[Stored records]
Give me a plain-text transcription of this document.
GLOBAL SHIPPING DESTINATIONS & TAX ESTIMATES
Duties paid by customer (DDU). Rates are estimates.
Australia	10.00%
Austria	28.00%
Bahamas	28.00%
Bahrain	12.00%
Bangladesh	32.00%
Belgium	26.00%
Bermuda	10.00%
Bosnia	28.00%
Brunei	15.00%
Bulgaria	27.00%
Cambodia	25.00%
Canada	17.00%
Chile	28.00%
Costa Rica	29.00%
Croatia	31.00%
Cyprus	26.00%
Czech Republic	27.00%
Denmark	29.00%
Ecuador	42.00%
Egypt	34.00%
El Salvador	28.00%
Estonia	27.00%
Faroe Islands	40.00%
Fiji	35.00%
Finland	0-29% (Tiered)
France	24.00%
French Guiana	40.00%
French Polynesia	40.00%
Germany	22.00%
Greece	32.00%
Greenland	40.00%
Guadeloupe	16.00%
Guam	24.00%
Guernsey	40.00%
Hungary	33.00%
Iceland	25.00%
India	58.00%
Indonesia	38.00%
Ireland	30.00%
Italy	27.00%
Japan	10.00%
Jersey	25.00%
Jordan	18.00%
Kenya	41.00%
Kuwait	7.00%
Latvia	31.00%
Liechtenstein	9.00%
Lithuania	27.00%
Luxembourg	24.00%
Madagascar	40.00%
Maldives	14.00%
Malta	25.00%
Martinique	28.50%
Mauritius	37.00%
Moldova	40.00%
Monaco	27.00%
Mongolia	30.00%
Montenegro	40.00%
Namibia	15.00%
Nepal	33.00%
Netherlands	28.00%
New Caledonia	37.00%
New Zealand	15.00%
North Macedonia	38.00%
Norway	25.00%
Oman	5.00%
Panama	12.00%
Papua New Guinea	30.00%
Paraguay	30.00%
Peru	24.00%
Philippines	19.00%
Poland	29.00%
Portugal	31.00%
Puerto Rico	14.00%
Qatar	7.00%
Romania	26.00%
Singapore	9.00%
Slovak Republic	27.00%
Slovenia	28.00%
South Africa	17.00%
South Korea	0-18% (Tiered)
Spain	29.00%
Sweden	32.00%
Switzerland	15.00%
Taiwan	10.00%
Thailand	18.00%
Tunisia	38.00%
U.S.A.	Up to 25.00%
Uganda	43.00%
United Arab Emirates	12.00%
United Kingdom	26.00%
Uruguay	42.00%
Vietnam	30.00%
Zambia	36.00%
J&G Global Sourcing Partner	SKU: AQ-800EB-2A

SHORT EXERCISE >>
Search the lines for the string "French" and copy every line that has it.

WRITTEN ANSWER >>
French Guiana	40.00%
French Polynesia	40.00%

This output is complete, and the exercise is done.